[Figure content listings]
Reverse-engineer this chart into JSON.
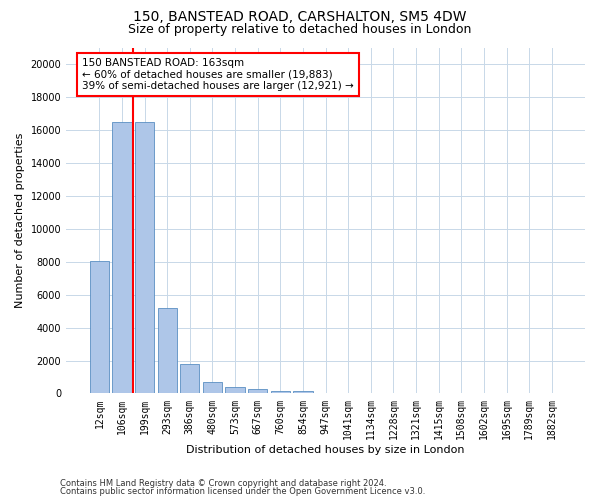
{
  "title_line1": "150, BANSTEAD ROAD, CARSHALTON, SM5 4DW",
  "title_line2": "Size of property relative to detached houses in London",
  "xlabel": "Distribution of detached houses by size in London",
  "ylabel": "Number of detached properties",
  "categories": [
    "12sqm",
    "106sqm",
    "199sqm",
    "293sqm",
    "386sqm",
    "480sqm",
    "573sqm",
    "667sqm",
    "760sqm",
    "854sqm",
    "947sqm",
    "1041sqm",
    "1134sqm",
    "1228sqm",
    "1321sqm",
    "1415sqm",
    "1508sqm",
    "1602sqm",
    "1695sqm",
    "1789sqm",
    "1882sqm"
  ],
  "bar_heights": [
    8050,
    16500,
    16500,
    5200,
    1800,
    700,
    400,
    280,
    170,
    120,
    0,
    0,
    0,
    0,
    0,
    0,
    0,
    0,
    0,
    0,
    0
  ],
  "bar_color": "#aec6e8",
  "bar_edge_color": "#5a8fc2",
  "vline_color": "red",
  "annotation_line1": "150 BANSTEAD ROAD: 163sqm",
  "annotation_line2": "← 60% of detached houses are smaller (19,883)",
  "annotation_line3": "39% of semi-detached houses are larger (12,921) →",
  "annotation_box_color": "red",
  "ylim": [
    0,
    21000
  ],
  "yticks": [
    0,
    2000,
    4000,
    6000,
    8000,
    10000,
    12000,
    14000,
    16000,
    18000,
    20000
  ],
  "footer_line1": "Contains HM Land Registry data © Crown copyright and database right 2024.",
  "footer_line2": "Contains public sector information licensed under the Open Government Licence v3.0.",
  "background_color": "#ffffff",
  "grid_color": "#c8d8e8",
  "title_fontsize": 10,
  "subtitle_fontsize": 9,
  "xlabel_fontsize": 8,
  "ylabel_fontsize": 8,
  "tick_fontsize": 7,
  "annotation_fontsize": 7.5,
  "footer_fontsize": 6
}
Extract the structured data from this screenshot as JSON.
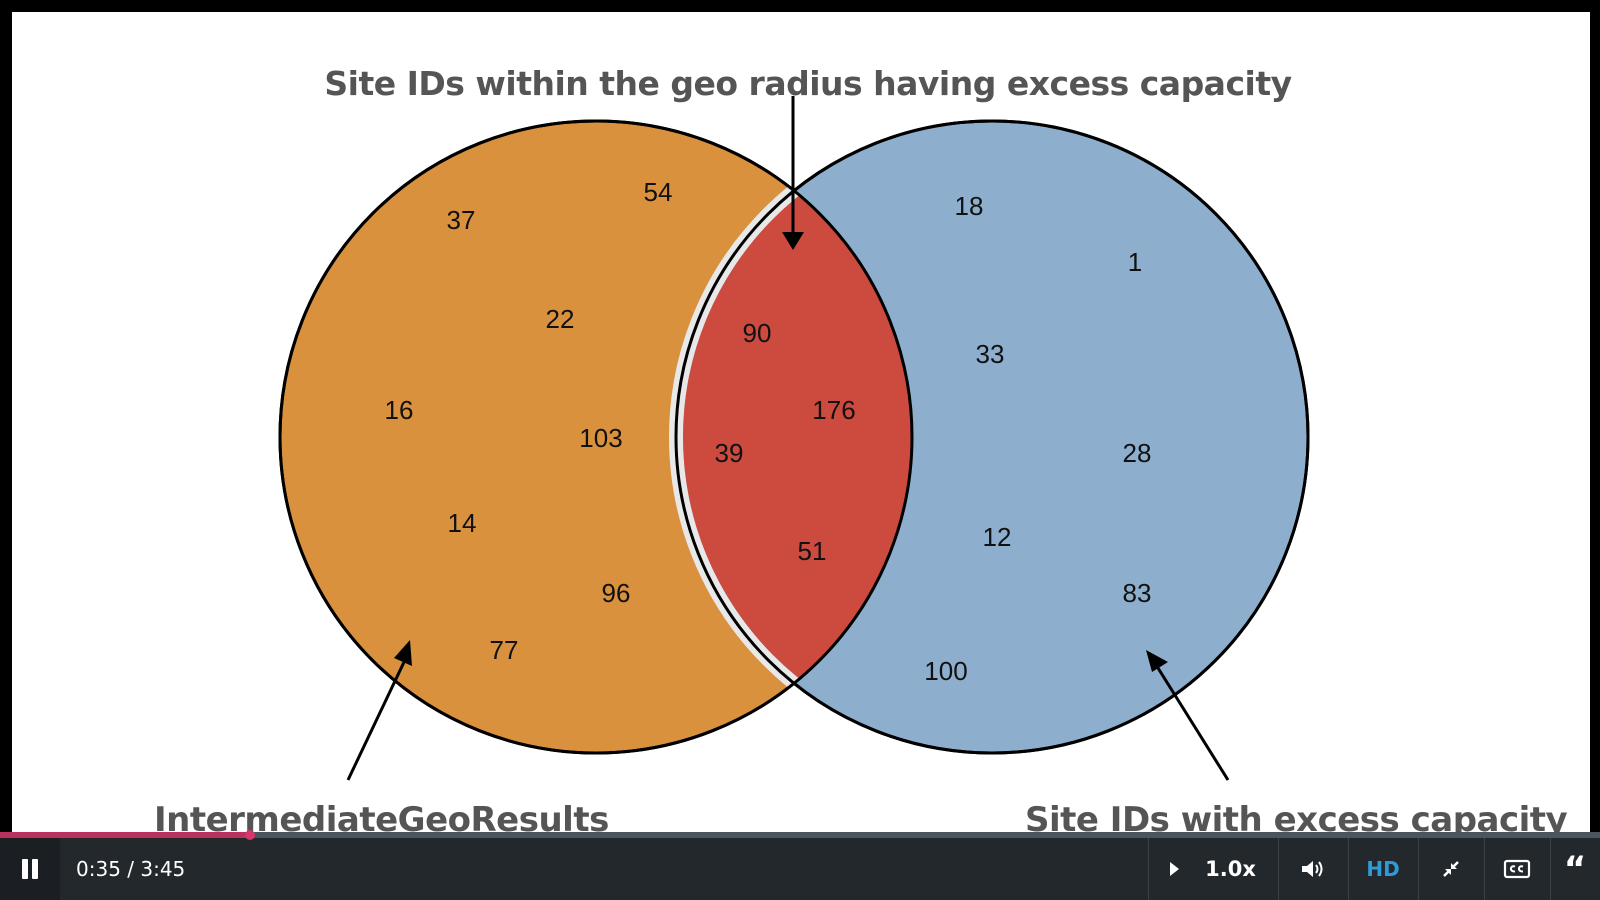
{
  "slide": {
    "title": "Site IDs within the geo radius having excess capacity",
    "left_set_label": "IntermediateGeoResults",
    "right_set_label": "Site IDs with excess capacity",
    "left_only_ids": [
      "37",
      "54",
      "22",
      "16",
      "103",
      "14",
      "96",
      "77"
    ],
    "intersection_ids": [
      "90",
      "176",
      "39",
      "51"
    ],
    "right_only_ids": [
      "18",
      "1",
      "33",
      "28",
      "12",
      "83",
      "100"
    ],
    "colors": {
      "left_set": "#D9913E",
      "right_set": "#8DAFCD",
      "intersection": "#CC4A3E"
    }
  },
  "player": {
    "current_time": "0:35",
    "duration": "3:45",
    "time_display": "0:35 / 3:45",
    "progress_fraction": 0.156,
    "speed_label": "1.0x",
    "quality_label": "HD",
    "accent_color": "#B8325D",
    "icons": {
      "play_pause": "pause-icon",
      "speed": "play-triangle-icon",
      "volume": "speaker-icon",
      "fullscreen": "exit-fullscreen-icon",
      "captions": "closed-captions-icon",
      "transcript": "quote-icon"
    }
  }
}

**DO THIS**: Take the entries shown above and quote them verbatim, passing over the pictures.

**RESPONSE FOR THIS EXERCISE**:
Reverse-engineer this chart into JSON.
{
  "title_line1": "150, BANSTEAD ROAD, CARSHALTON, SM5 4DW",
  "title_line2": "Size of property relative to detached houses in London",
  "xlabel": "Distribution of detached houses by size in London",
  "ylabel": "Number of detached properties",
  "categories": [
    "12sqm",
    "106sqm",
    "199sqm",
    "293sqm",
    "386sqm",
    "480sqm",
    "573sqm",
    "667sqm",
    "760sqm",
    "854sqm",
    "947sqm",
    "1041sqm",
    "1134sqm",
    "1228sqm",
    "1321sqm",
    "1415sqm",
    "1508sqm",
    "1602sqm",
    "1695sqm",
    "1789sqm",
    "1882sqm"
  ],
  "bar_heights": [
    8050,
    16500,
    16500,
    5200,
    1800,
    700,
    400,
    280,
    170,
    120,
    0,
    0,
    0,
    0,
    0,
    0,
    0,
    0,
    0,
    0,
    0
  ],
  "bar_color": "#aec6e8",
  "bar_edge_color": "#5a8fc2",
  "vline_color": "red",
  "annotation_line1": "150 BANSTEAD ROAD: 163sqm",
  "annotation_line2": "← 60% of detached houses are smaller (19,883)",
  "annotation_line3": "39% of semi-detached houses are larger (12,921) →",
  "annotation_box_color": "red",
  "ylim": [
    0,
    21000
  ],
  "yticks": [
    0,
    2000,
    4000,
    6000,
    8000,
    10000,
    12000,
    14000,
    16000,
    18000,
    20000
  ],
  "footer_line1": "Contains HM Land Registry data © Crown copyright and database right 2024.",
  "footer_line2": "Contains public sector information licensed under the Open Government Licence v3.0.",
  "background_color": "#ffffff",
  "grid_color": "#c8d8e8",
  "title_fontsize": 10,
  "subtitle_fontsize": 9,
  "xlabel_fontsize": 8,
  "ylabel_fontsize": 8,
  "tick_fontsize": 7,
  "annotation_fontsize": 7.5,
  "footer_fontsize": 6
}
Extract the structured data from this screenshot as JSON.
{
  "slide": {
    "title": "Site IDs within the geo radius having excess capacity",
    "left_set_label": "IntermediateGeoResults",
    "right_set_label": "Site IDs with excess capacity",
    "left_only_ids": [
      "37",
      "54",
      "22",
      "16",
      "103",
      "14",
      "96",
      "77"
    ],
    "intersection_ids": [
      "90",
      "176",
      "39",
      "51"
    ],
    "right_only_ids": [
      "18",
      "1",
      "33",
      "28",
      "12",
      "83",
      "100"
    ],
    "colors": {
      "left_set": "#D9913E",
      "right_set": "#8DAFCD",
      "intersection": "#CC4A3E"
    }
  },
  "player": {
    "current_time": "0:35",
    "duration": "3:45",
    "time_display": "0:35 / 3:45",
    "progress_fraction": 0.156,
    "speed_label": "1.0x",
    "quality_label": "HD",
    "accent_color": "#B8325D",
    "icons": {
      "play_pause": "pause-icon",
      "speed": "play-triangle-icon",
      "volume": "speaker-icon",
      "fullscreen": "exit-fullscreen-icon",
      "captions": "closed-captions-icon",
      "transcript": "quote-icon"
    }
  }
}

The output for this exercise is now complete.